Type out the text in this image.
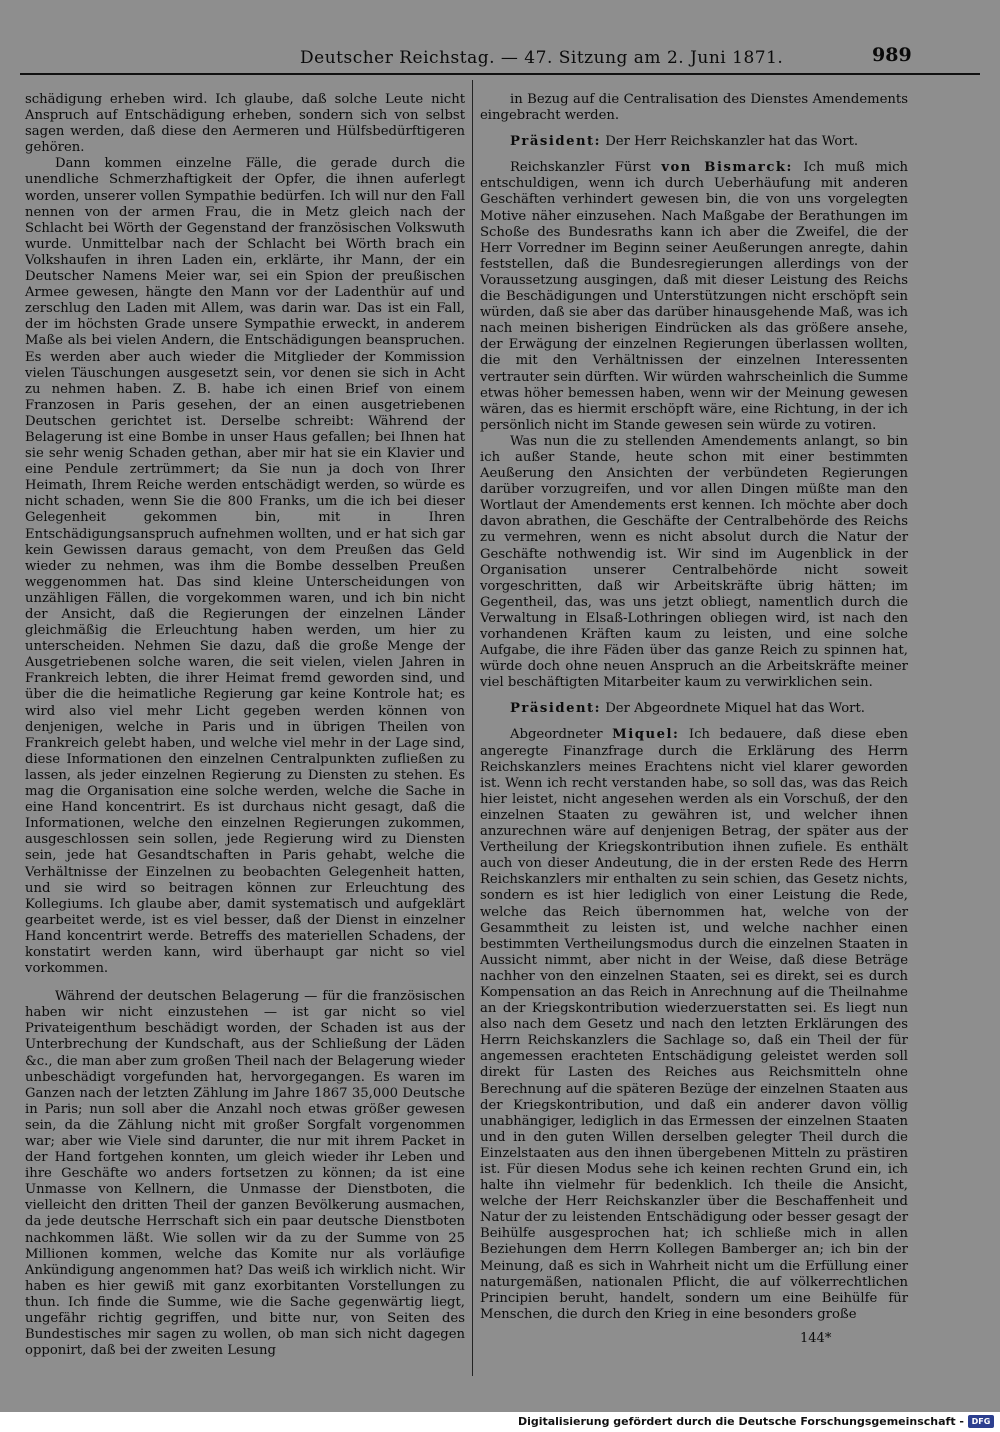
Deutscher Reichstag. — 47. Sitzung am 2. Juni 1871.	989

schädigung erheben wird. Ich glaube, daß solche Leute nicht Anspruch auf Entschädigung erheben, sondern sich von selbst sagen werden, daß diese den Aermeren und Hülfsbedürftigeren gehören.

Dann kommen einzelne Fälle, die gerade durch die unendliche Schmerzhaftigkeit der Opfer, die ihnen auferlegt worden, unserer vollen Sympathie bedürfen. Ich will nur den Fall nennen von der armen Frau, die in Metz gleich nach der Schlacht bei Wörth der Gegenstand der französischen Volkswuth wurde. Unmittelbar nach der Schlacht bei Wörth brach ein Volkshaufen in ihren Laden ein, erklärte, ihr Mann, der ein Deutscher Namens Meier war, sei ein Spion der preußischen Armee gewesen, hängte den Mann vor der Ladenthür auf und zerschlug den Laden mit Allem, was darin war. Das ist ein Fall, der im höchsten Grade unsere Sympathie erweckt, in anderem Maße als bei vielen Andern, die Entschädigungen beanspruchen. Es werden aber auch wieder die Mitglieder der Kommission vielen Täuschungen ausgesetzt sein, vor denen sie sich in Acht zu nehmen haben. Z. B. habe ich einen Brief von einem Franzosen in Paris gesehen, der an einen ausgetriebenen Deutschen gerichtet ist. Derselbe schreibt: Während der Belagerung ist eine Bombe in unser Haus gefallen; bei Ihnen hat sie sehr wenig Schaden gethan, aber mir hat sie ein Klavier und eine Pendule zertrümmert; da Sie nun ja doch von Ihrer Heimath, Ihrem Reiche werden entschädigt werden, so würde es nicht schaden, wenn Sie die 800 Franks, um die ich bei dieser Gelegenheit gekommen bin, mit in Ihren Entschädigungsanspruch aufnehmen wollten, und er hat sich gar kein Gewissen daraus gemacht, von dem Preußen das Geld wieder zu nehmen, was ihm die Bombe desselben Preußen weggenommen hat. Das sind kleine Unterscheidungen von unzähligen Fällen, die vorgekommen waren, und ich bin nicht der Ansicht, daß die Regierungen der einzelnen Länder gleichmäßig die Erleuchtung haben werden, um hier zu unterscheiden. Nehmen Sie dazu, daß die große Menge der Ausgetriebenen solche waren, die seit vielen, vielen Jahren in Frankreich lebten, die ihrer Heimat fremd geworden sind, und über die die heimatliche Regierung gar keine Kontrole hat; es wird also viel mehr Licht gegeben werden können von denjenigen, welche in Paris und in übrigen Theilen von Frankreich gelebt haben, und welche viel mehr in der Lage sind, diese Informationen den einzelnen Centralpunkten zufließen zu lassen, als jeder einzelnen Regierung zu Diensten zu stehen. Es mag die Organisation eine solche werden, welche die Sache in eine Hand koncentrirt. Es ist durchaus nicht gesagt, daß die Informationen, welche den einzelnen Regierungen zukommen, ausgeschlossen sein sollen, jede Regierung wird zu Diensten sein, jede hat Gesandtschaften in Paris gehabt, welche die Verhältnisse der Einzelnen zu beobachten Gelegenheit hatten, und sie wird so beitragen können zur Erleuchtung des Kollegiums. Ich glaube aber, damit systematisch und aufgeklärt gearbeitet werde, ist es viel besser, daß der Dienst in einzelner Hand koncentrirt werde. Betreffs des materiellen Schadens, der konstatirt werden kann, wird überhaupt gar nicht so viel vorkommen.

Während der deutschen Belagerung — für die französischen haben wir nicht einzustehen — ist gar nicht so viel Privateigenthum beschädigt worden, der Schaden ist aus der Unterbrechung der Kundschaft, aus der Schließung der Läden &c., die man aber zum großen Theil nach der Belagerung wieder unbeschädigt vorgefunden hat, hervorgegangen. Es waren im Ganzen nach der letzten Zählung im Jahre 1867 35,000 Deutsche in Paris; nun soll aber die Anzahl noch etwas größer gewesen sein, da die Zählung nicht mit großer Sorgfalt vorgenommen war; aber wie Viele sind darunter, die nur mit ihrem Packet in der Hand fortgehen konnten, um gleich wieder ihr Leben und ihre Geschäfte wo anders fortsetzen zu können; da ist eine Unmasse von Kellnern, die Unmasse der Dienstboten, die vielleicht den dritten Theil der ganzen Bevölkerung ausmachen, da jede deutsche Herrschaft sich ein paar deutsche Dienstboten nachkommen läßt. Wie sollen wir da zu der Summe von 25 Millionen kommen, welche das Komite nur als vorläufige Ankündigung angenommen hat? Das weiß ich wirklich nicht. Wir haben es hier gewiß mit ganz exorbitanten Vorstellungen zu thun. Ich finde die Summe, wie die Sache gegenwärtig liegt, ungefähr richtig gegriffen, und bitte nur, von Seiten des Bundestisches mir sagen zu wollen, ob man sich nicht dagegen opponirt, daß bei der zweiten Lesung

in Bezug auf die Centralisation des Dienstes Amendements eingebracht werden.

Präsident: Der Herr Reichskanzler hat das Wort.

Reichskanzler Fürst von Bismarck: Ich muß mich entschuldigen, wenn ich durch Ueberhäufung mit anderen Geschäften verhindert gewesen bin, die von uns vorgelegten Motive näher einzusehen. Nach Maßgabe der Berathungen im Schoße des Bundesraths kann ich aber die Zweifel, die der Herr Vorredner im Beginn seiner Aeußerungen anregte, dahin feststellen, daß die Bundesregierungen allerdings von der Voraussetzung ausgingen, daß mit dieser Leistung des Reichs die Beschädigungen und Unterstützungen nicht erschöpft sein würden, daß sie aber das darüber hinausgehende Maß, was ich nach meinen bisherigen Eindrücken als das größere ansehe, der Erwägung der einzelnen Regierungen überlassen wollten, die mit den Verhältnissen der einzelnen Interessenten vertrauter sein dürften. Wir würden wahrscheinlich die Summe etwas höher bemessen haben, wenn wir der Meinung gewesen wären, das es hiermit erschöpft wäre, eine Richtung, in der ich persönlich nicht im Stande gewesen sein würde zu votiren.

Was nun die zu stellenden Amendements anlangt, so bin ich außer Stande, heute schon mit einer bestimmten Aeußerung den Ansichten der verbündeten Regierungen darüber vorzugreifen, und vor allen Dingen müßte man den Wortlaut der Amendements erst kennen. Ich möchte aber doch davon abrathen, die Geschäfte der Centralbehörde des Reichs zu vermehren, wenn es nicht absolut durch die Natur der Geschäfte nothwendig ist. Wir sind im Augenblick in der Organisation unserer Centralbehörde nicht soweit vorgeschritten, daß wir Arbeitskräfte übrig hätten; im Gegentheil, das, was uns jetzt obliegt, namentlich durch die Verwaltung in Elsaß-Lothringen obliegen wird, ist nach den vorhandenen Kräften kaum zu leisten, und eine solche Aufgabe, die ihre Fäden über das ganze Reich zu spinnen hat, würde doch ohne neuen Anspruch an die Arbeitskräfte meiner viel beschäftigten Mitarbeiter kaum zu verwirklichen sein.

Präsident: Der Abgeordnete Miquel hat das Wort.

Abgeordneter Miquel: Ich bedauere, daß diese eben angeregte Finanzfrage durch die Erklärung des Herrn Reichskanzlers meines Erachtens nicht viel klarer geworden ist. Wenn ich recht verstanden habe, so soll das, was das Reich hier leistet, nicht angesehen werden als ein Vorschuß, der den einzelnen Staaten zu gewähren ist, und welcher ihnen anzurechnen wäre auf denjenigen Betrag, der später aus der Vertheilung der Kriegskontribution ihnen zufiele. Es enthält auch von dieser Andeutung, die in der ersten Rede des Herrn Reichskanzlers mir enthalten zu sein schien, das Gesetz nichts, sondern es ist hier lediglich von einer Leistung die Rede, welche das Reich übernommen hat, welche von der Gesammtheit zu leisten ist, und welche nachher einen bestimmten Vertheilungsmodus durch die einzelnen Staaten in Aussicht nimmt, aber nicht in der Weise, daß diese Beträge nachher von den einzelnen Staaten, sei es direkt, sei es durch Kompensation an das Reich in Anrechnung auf die Theilnahme an der Kriegskontribution wiederzuerstatten sei. Es liegt nun also nach dem Gesetz und nach den letzten Erklärungen des Herrn Reichskanzlers die Sachlage so, daß ein Theil der für angemessen erachteten Entschädigung geleistet werden soll direkt für Lasten des Reiches aus Reichsmitteln ohne Berechnung auf die späteren Bezüge der einzelnen Staaten aus der Kriegskontribution, und daß ein anderer davon völlig unabhängiger, lediglich in das Ermessen der einzelnen Staaten und in den guten Willen derselben gelegter Theil durch die Einzelstaaten aus den ihnen übergebenen Mitteln zu prästiren ist. Für diesen Modus sehe ich keinen rechten Grund ein, ich halte ihn vielmehr für bedenklich. Ich theile die Ansicht, welche der Herr Reichskanzler über die Beschaffenheit und Natur der zu leistenden Entschädigung oder besser gesagt der Beihülfe ausgesprochen hat; ich schließe mich in allen Beziehungen dem Herrn Kollegen Bamberger an; ich bin der Meinung, daß es sich in Wahrheit nicht um die Erfüllung einer naturgemäßen, nationalen Pflicht, die auf völkerrechtlichen Principien beruht, handelt, sondern um eine Beihülfe für Menschen, die durch den Krieg in eine besonders große

144*

Digitalisierung gefördert durch die Deutsche Forschungsgemeinschaft - DFG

• WORK ORDER: Only lines holding the word "Präsident" belong in the answer; copy each one from the material.

• ANSWER FOR THIS EXERCISE:
Präsident: Der Herr Reichskanzler hat das Wort.
Präsident: Der Abgeordnete Miquel hat das Wort.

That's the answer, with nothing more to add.